### INSTRUCTIONS
1. Copy out the part of the post on transparency and privately funded companies that begins at the words "Venture Capital firms also" and stops after "to the company.".
2. Answer these questions from the post on transparency and privately funded companies:
(a) Who typically manages the investments made by Venture Capital firms?
(b) What is the most common complaint about companies that have taken in private investment?
(c) For a CEO who keeps waiting for good news, what moment never seems to arrive?

DOCUMENT EXCERPT: Begin

PostHeaderIcon Transparency and the Privately Funded Company

Hasik Broad asked:


New businesses often generate startup and growth capital through private equity investments. These businesses seek funding along with expert assistance from Private Investors, who invest in many different ventures like construction, real estate development, entertainment, retail, hospitality projects, technology, biotech, online businesses, and more.

A category of private investors are Angel Investors, who often serve as one of the most useful resources available to entrepreneurs. Not only do they provide the finances needed to get a business off the ground, but often offer a wide range of help and information pertaining to the enterprise. Their reasons for Angel Investing are often due to their familiarity with or interest in that line of business. 

Venture Capital firms also make investments in private companies. Venture Funds are comprised of asset pooled from a number of sources including large retirement funds, institutions and high net worth individuals. Investments made by Venture Capital firms are typically managed by a partner in the firm who is usually an active board  member and advisor to the company.

Venture & Angel Investors utilize both financial and non-financial information for evaluating risk, and making critical investment decisions.  They need ongoing progress reports in order to determine the best course of action and whether a follow-on round of funding is in the best interest of both the company and its investors.

However, the most common complaint about companies who have taken in private investment is that the CEO’s of the companies they invest in do not provide regular status reports.  And most provide no formal reports at all, even though they have a moral, legal, and fiduciary responsibility to do so.

The question is, why?  Is it their intent to mislead?  Are they lazy?  Are they hiding something? 

It is probably not any of those things.  Instead, there are usually other factors that cause a CEO to fail to report to their investors?

 

Waiting for good news. For most companies, the good news is just another day or week away.  And even when some good news finally arrives, there is some even better news another day or week away.   So why not wait and send the report when you can announce the new customer, the product release, and the astounding financial performance all at once?  The problem is, the stars usually do not align that way and that perfect reporting moment never seems to arrive.

 

Afraid to report bad news.  Every angel investor knows that companies are going to miss the targets now and then.  Probably more now than then.  But CEO’s have a terrible time reporting even the most obvious of their foibles.  But investors know that everyone makes mistakes, plans change, markets change, and the key is being able to react and redirect energy if necessary.  And, in many cases, the investors may have the knowledge or key contact that could make the difference.  If investors don’t know what’s wrong, they can’t help.

DOCUMENT EXCERPT: End
DATASET RECORDS: Begin

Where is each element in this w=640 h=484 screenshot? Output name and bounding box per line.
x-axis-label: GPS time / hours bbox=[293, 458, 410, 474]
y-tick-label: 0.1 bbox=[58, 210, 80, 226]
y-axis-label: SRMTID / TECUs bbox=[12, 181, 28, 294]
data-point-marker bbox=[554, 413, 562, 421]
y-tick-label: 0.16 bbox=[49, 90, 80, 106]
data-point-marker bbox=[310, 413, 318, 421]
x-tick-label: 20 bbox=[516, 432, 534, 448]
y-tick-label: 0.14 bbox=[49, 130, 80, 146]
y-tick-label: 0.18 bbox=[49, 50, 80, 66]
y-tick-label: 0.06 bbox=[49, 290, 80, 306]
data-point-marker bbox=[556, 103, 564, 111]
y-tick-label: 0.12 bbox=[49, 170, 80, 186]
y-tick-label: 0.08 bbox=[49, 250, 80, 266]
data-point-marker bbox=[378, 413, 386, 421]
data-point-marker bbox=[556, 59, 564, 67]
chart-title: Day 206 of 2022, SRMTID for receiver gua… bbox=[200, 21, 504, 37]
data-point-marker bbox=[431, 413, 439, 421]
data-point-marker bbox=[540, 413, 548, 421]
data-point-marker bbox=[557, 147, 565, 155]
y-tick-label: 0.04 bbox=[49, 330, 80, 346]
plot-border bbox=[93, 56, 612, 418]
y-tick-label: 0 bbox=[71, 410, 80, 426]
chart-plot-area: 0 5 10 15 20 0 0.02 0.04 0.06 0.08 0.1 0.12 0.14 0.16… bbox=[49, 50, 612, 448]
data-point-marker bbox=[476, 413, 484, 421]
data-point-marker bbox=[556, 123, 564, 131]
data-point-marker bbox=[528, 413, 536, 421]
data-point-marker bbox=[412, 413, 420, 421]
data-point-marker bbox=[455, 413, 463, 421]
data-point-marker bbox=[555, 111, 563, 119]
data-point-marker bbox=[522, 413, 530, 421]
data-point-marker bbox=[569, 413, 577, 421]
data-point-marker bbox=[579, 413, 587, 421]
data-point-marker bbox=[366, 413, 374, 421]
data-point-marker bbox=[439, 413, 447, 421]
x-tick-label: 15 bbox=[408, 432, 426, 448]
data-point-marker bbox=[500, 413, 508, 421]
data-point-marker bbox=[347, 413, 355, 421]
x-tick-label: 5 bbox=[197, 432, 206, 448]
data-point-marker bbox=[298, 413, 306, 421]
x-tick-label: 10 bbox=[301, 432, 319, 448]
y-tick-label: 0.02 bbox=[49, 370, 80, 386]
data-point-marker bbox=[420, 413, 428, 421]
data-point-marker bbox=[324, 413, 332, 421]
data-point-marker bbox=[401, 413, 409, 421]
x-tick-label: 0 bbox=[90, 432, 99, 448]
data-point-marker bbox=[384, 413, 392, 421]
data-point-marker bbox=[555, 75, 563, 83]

DATASET RECORDS: End

### TASK-BY-TASK ANSWERS
1.
Venture Capital firms also make investments in private companies. Venture Funds are comprised of asset pooled from a number of sources including large retirement funds, institutions and high net worth individuals. Investments made by Venture Capital firms are typically managed by a partner in the firm who is usually an active board  member and advisor to the company.

2.
(a) A partner in the firm, who is usually an active board member and advisor to the company.
(b) Their CEOs do not provide regular status reports.
(c) The perfect reporting moment.